What is expected – Beneath this task is a listing; retype all of it exactly.

Input –
-- start --

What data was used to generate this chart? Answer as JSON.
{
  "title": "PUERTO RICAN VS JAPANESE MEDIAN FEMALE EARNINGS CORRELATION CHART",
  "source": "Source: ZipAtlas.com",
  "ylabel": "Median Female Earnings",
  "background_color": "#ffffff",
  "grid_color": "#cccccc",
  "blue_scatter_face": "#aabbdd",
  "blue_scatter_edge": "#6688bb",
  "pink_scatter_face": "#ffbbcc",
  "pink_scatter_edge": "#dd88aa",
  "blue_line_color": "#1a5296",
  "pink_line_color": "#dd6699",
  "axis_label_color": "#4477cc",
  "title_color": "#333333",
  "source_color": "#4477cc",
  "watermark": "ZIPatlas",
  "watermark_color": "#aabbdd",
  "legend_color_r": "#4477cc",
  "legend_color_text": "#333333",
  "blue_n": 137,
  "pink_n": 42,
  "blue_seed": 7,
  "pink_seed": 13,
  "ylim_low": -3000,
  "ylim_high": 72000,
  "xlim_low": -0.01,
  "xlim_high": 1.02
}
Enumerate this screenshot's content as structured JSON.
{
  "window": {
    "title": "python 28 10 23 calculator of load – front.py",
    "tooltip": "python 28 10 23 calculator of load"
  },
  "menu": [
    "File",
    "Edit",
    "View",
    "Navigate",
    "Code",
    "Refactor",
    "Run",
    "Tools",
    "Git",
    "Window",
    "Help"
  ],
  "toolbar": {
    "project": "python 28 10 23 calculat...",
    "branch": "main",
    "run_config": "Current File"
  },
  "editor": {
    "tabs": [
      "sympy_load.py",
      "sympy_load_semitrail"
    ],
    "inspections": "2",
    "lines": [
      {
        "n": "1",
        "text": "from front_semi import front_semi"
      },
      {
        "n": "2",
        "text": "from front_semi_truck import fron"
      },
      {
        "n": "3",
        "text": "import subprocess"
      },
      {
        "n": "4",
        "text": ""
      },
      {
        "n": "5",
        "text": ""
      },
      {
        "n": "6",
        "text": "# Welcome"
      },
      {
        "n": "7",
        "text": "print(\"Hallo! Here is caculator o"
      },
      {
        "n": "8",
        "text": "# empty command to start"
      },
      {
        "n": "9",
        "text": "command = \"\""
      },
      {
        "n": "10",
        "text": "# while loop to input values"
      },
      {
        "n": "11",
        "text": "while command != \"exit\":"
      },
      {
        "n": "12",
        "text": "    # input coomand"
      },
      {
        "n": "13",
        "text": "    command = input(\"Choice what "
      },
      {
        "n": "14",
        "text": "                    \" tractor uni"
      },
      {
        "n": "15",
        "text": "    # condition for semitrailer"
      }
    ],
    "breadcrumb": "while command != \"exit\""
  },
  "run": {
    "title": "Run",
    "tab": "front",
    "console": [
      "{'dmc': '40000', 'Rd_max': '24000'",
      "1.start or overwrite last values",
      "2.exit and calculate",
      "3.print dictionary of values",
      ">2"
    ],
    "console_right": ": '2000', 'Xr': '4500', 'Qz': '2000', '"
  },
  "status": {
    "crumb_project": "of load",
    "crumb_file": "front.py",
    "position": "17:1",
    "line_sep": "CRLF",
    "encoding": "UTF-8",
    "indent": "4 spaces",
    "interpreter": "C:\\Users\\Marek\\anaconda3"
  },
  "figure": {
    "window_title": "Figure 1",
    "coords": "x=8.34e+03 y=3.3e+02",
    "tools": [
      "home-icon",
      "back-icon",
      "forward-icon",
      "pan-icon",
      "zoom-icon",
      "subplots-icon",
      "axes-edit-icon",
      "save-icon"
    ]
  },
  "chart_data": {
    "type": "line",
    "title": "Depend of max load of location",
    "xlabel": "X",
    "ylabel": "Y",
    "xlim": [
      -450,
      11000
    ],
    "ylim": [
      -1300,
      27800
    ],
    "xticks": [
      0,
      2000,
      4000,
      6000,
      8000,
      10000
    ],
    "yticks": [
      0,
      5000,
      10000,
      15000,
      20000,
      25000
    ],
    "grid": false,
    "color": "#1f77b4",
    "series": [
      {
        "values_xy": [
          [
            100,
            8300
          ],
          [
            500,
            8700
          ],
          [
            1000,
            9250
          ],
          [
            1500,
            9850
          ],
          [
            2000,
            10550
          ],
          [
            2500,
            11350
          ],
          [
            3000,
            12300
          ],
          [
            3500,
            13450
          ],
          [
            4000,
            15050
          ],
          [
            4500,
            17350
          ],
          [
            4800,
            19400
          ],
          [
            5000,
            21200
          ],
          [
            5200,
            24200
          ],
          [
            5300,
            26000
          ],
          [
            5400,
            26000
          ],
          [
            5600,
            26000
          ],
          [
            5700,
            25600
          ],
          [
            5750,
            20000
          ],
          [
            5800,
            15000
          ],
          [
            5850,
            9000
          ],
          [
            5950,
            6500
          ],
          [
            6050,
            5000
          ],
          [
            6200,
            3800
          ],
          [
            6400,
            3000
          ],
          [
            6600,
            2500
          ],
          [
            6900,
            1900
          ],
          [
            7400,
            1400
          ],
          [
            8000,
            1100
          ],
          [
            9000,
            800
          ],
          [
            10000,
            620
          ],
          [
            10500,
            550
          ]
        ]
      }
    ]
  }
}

-- end --

Response for this exercise –
What data was used to generate this chart? Answer as JSON.
{
  "title": "PUERTO RICAN VS JAPANESE MEDIAN FEMALE EARNINGS CORRELATION CHART",
  "source": "Source: ZipAtlas.com",
  "ylabel": "Median Female Earnings",
  "background_color": "#ffffff",
  "grid_color": "#cccccc",
  "blue_scatter_face": "#aabbdd",
  "blue_scatter_edge": "#6688bb",
  "pink_scatter_face": "#ffbbcc",
  "pink_scatter_edge": "#dd88aa",
  "blue_line_color": "#1a5296",
  "pink_line_color": "#dd6699",
  "axis_label_color": "#4477cc",
  "title_color": "#333333",
  "source_color": "#4477cc",
  "watermark": "ZIPatlas",
  "watermark_color": "#aabbdd",
  "legend_color_r": "#4477cc",
  "legend_color_text": "#333333",
  "blue_n": 137,
  "pink_n": 42,
  "blue_seed": 7,
  "pink_seed": 13,
  "ylim_low": -3000,
  "ylim_high": 72000,
  "xlim_low": -0.01,
  "xlim_high": 1.02
}
Enumerate this screenshot's content as structured JSON.
{
  "window": {
    "title": "python 28 10 23 calculator of load – front.py",
    "tooltip": "python 28 10 23 calculator of load"
  },
  "menu": [
    "File",
    "Edit",
    "View",
    "Navigate",
    "Code",
    "Refactor",
    "Run",
    "Tools",
    "Git",
    "Window",
    "Help"
  ],
  "toolbar": {
    "project": "python 28 10 23 calculat...",
    "branch": "main",
    "run_config": "Current File"
  },
  "editor": {
    "tabs": [
      "sympy_load.py",
      "sympy_load_semitrail"
    ],
    "inspections": "2",
    "lines": [
      {
        "n": "1",
        "text": "from front_semi import front_semi"
      },
      {
        "n": "2",
        "text": "from front_semi_truck import fron"
      },
      {
        "n": "3",
        "text": "import subprocess"
      },
      {
        "n": "4",
        "text": ""
      },
      {
        "n": "5",
        "text": ""
      },
      {
        "n": "6",
        "text": "# Welcome"
      },
      {
        "n": "7",
        "text": "print(\"Hallo! Here is caculator o"
      },
      {
        "n": "8",
        "text": "# empty command to start"
      },
      {
        "n": "9",
        "text": "command = \"\""
      },
      {
        "n": "10",
        "text": "# while loop to input values"
      },
      {
        "n": "11",
        "text": "while command != \"exit\":"
      },
      {
        "n": "12",
        "text": "    # input coomand"
      },
      {
        "n": "13",
        "text": "    command = input(\"Choice what "
      },
      {
        "n": "14",
        "text": "                    \" tractor uni"
      },
      {
        "n": "15",
        "text": "    # condition for semitrailer"
      }
    ],
    "breadcrumb": "while command != \"exit\""
  },
  "run": {
    "title": "Run",
    "tab": "front",
    "console": [
      "{'dmc': '40000', 'Rd_max': '24000'",
      "1.start or overwrite last values",
      "2.exit and calculate",
      "3.print dictionary of values",
      ">2"
    ],
    "console_right": ": '2000', 'Xr': '4500', 'Qz': '2000', '"
  },
  "status": {
    "crumb_project": "of load",
    "crumb_file": "front.py",
    "position": "17:1",
    "line_sep": "CRLF",
    "encoding": "UTF-8",
    "indent": "4 spaces",
    "interpreter": "C:\\Users\\Marek\\anaconda3"
  },
  "figure": {
    "window_title": "Figure 1",
    "coords": "x=8.34e+03 y=3.3e+02",
    "tools": [
      "home-icon",
      "back-icon",
      "forward-icon",
      "pan-icon",
      "zoom-icon",
      "subplots-icon",
      "axes-edit-icon",
      "save-icon"
    ]
  },
  "chart_data": {
    "type": "line",
    "title": "Depend of max load of location",
    "xlabel": "X",
    "ylabel": "Y",
    "xlim": [
      -450,
      11000
    ],
    "ylim": [
      -1300,
      27800
    ],
    "xticks": [
      0,
      2000,
      4000,
      6000,
      8000,
      10000
    ],
    "yticks": [
      0,
      5000,
      10000,
      15000,
      20000,
      25000
    ],
    "grid": false,
    "color": "#1f77b4",
    "series": [
      {
        "values_xy": [
          [
            100,
            8300
          ],
          [
            500,
            8700
          ],
          [
            1000,
            9250
          ],
          [
            1500,
            9850
          ],
          [
            2000,
            10550
          ],
          [
            2500,
            11350
          ],
          [
            3000,
            12300
          ],
          [
            3500,
            13450
          ],
          [
            4000,
            15050
          ],
          [
            4500,
            17350
          ],
          [
            4800,
            19400
          ],
          [
            5000,
            21200
          ],
          [
            5200,
            24200
          ],
          [
            5300,
            26000
          ],
          [
            5400,
            26000
          ],
          [
            5600,
            26000
          ],
          [
            5700,
            25600
          ],
          [
            5750,
            20000
          ],
          [
            5800,
            15000
          ],
          [
            5850,
            9000
          ],
          [
            5950,
            6500
          ],
          [
            6050,
            5000
          ],
          [
            6200,
            3800
          ],
          [
            6400,
            3000
          ],
          [
            6600,
            2500
          ],
          [
            6900,
            1900
          ],
          [
            7400,
            1400
          ],
          [
            8000,
            1100
          ],
          [
            9000,
            800
          ],
          [
            10000,
            620
          ],
          [
            10500,
            550
          ]
        ]
      }
    ]
  }
}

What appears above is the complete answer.